◆ What needs to be done ◆
List all lines of the data that include the string "change".

•••

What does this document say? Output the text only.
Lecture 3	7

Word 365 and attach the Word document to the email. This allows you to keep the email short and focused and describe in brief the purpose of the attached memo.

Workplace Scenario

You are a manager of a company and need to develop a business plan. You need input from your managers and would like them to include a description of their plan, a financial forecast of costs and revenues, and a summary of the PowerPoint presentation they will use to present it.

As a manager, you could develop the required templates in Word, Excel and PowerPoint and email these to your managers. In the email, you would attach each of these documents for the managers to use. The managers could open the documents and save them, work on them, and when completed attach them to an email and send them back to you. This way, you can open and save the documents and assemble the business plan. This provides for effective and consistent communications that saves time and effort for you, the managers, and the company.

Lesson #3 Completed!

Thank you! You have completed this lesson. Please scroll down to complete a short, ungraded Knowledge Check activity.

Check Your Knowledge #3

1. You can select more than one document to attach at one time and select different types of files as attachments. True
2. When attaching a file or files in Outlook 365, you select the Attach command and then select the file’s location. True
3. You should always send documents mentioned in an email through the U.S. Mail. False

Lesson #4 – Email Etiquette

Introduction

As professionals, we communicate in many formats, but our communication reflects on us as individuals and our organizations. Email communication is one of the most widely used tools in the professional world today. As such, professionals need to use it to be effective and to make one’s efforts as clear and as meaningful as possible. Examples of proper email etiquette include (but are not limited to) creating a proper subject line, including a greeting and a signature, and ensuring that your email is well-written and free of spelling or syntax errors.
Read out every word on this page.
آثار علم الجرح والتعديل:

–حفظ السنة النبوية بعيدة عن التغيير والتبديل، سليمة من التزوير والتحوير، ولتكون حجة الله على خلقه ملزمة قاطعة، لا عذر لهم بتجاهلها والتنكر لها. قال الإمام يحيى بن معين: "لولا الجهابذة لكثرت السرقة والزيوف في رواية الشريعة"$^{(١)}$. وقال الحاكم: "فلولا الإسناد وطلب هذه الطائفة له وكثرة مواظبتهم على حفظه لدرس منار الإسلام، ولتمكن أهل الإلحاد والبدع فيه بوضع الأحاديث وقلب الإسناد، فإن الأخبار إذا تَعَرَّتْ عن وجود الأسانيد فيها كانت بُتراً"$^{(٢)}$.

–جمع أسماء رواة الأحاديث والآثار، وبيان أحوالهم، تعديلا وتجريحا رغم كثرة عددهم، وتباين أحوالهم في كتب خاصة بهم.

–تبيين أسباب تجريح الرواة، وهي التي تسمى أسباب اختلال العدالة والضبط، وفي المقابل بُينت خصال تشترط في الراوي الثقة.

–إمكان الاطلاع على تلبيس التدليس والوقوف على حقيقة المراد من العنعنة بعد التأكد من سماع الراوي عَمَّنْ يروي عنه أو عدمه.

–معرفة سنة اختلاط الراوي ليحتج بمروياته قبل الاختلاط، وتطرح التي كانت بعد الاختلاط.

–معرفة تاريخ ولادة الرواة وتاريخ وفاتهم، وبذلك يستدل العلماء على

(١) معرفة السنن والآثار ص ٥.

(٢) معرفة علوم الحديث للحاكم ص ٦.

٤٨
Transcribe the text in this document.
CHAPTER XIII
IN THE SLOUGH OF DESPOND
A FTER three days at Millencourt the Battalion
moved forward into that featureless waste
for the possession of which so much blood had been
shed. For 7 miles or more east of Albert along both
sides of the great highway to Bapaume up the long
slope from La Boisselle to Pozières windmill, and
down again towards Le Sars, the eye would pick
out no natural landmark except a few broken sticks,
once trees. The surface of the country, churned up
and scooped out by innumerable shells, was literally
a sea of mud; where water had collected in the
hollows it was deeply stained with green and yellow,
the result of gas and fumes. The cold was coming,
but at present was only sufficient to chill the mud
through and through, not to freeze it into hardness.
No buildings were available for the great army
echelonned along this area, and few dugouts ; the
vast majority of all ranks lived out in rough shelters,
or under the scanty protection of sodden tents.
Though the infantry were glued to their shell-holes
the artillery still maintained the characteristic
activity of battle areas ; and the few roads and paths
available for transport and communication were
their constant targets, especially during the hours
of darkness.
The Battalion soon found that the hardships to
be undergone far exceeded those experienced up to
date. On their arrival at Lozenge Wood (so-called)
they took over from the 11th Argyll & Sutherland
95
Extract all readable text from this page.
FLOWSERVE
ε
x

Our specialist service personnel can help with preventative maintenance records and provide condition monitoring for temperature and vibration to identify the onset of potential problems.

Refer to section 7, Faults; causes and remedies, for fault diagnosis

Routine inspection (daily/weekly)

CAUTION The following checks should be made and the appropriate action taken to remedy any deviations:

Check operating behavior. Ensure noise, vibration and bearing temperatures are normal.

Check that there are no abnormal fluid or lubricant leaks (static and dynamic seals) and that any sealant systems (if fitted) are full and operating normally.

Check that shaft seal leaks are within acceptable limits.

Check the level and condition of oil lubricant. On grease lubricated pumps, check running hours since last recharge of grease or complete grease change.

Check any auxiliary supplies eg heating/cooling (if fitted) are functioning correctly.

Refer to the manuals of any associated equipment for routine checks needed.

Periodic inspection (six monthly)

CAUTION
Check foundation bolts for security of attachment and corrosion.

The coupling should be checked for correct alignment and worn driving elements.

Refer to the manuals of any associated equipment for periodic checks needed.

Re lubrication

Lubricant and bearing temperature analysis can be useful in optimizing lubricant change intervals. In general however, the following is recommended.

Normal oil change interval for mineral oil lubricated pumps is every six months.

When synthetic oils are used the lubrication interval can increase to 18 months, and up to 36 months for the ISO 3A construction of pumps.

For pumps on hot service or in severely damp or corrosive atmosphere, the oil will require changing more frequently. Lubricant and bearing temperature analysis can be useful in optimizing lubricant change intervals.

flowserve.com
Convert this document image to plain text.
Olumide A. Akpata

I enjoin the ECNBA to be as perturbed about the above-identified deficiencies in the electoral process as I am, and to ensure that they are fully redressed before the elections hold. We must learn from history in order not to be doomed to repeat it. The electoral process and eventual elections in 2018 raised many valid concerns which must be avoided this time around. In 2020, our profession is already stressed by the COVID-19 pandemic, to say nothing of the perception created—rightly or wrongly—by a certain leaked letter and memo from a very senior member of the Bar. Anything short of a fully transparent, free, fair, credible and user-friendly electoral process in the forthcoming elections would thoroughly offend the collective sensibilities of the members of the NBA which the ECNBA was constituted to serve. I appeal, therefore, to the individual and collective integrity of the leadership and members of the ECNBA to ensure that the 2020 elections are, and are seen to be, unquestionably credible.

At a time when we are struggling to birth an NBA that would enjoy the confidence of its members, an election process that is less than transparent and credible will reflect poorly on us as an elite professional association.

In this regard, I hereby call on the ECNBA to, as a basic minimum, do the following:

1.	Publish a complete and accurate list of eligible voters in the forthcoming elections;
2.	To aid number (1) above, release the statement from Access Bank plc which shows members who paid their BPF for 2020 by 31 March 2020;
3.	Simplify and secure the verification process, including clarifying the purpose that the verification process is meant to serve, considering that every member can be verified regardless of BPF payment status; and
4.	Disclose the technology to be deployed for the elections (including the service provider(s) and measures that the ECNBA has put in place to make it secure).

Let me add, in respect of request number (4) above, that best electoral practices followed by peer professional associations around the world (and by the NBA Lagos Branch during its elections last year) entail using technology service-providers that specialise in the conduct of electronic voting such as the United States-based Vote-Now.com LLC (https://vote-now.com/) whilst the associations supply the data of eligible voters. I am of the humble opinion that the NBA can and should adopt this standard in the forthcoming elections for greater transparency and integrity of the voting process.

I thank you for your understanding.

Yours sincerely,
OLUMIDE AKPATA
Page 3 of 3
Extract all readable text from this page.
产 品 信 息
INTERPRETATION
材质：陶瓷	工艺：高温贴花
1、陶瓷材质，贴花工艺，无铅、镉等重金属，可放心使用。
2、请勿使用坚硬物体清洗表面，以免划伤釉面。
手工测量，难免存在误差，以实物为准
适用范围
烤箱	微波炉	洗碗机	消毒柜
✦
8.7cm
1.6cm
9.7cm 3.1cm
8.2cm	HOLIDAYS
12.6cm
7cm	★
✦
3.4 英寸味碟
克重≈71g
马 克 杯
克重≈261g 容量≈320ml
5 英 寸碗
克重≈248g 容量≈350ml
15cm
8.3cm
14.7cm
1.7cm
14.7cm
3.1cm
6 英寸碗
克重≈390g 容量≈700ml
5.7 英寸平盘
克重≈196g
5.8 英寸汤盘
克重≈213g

•••

◆ Worked answer ◆
Check the level and condition of oil lubricant. On grease lubricated pumps, check running hours since last recharge of grease or complete grease change.
Lubricant and bearing temperature analysis can be useful in optimizing lubricant change intervals. In general however, the following is recommended.
Normal oil change interval for mineral oil lubricated pumps is every six months.
For pumps on hot service or in severely damp or corrosive atmosphere, the oil will require changing more frequently. Lubricant and bearing temperature analysis can be useful in optimizing lubricant change intervals.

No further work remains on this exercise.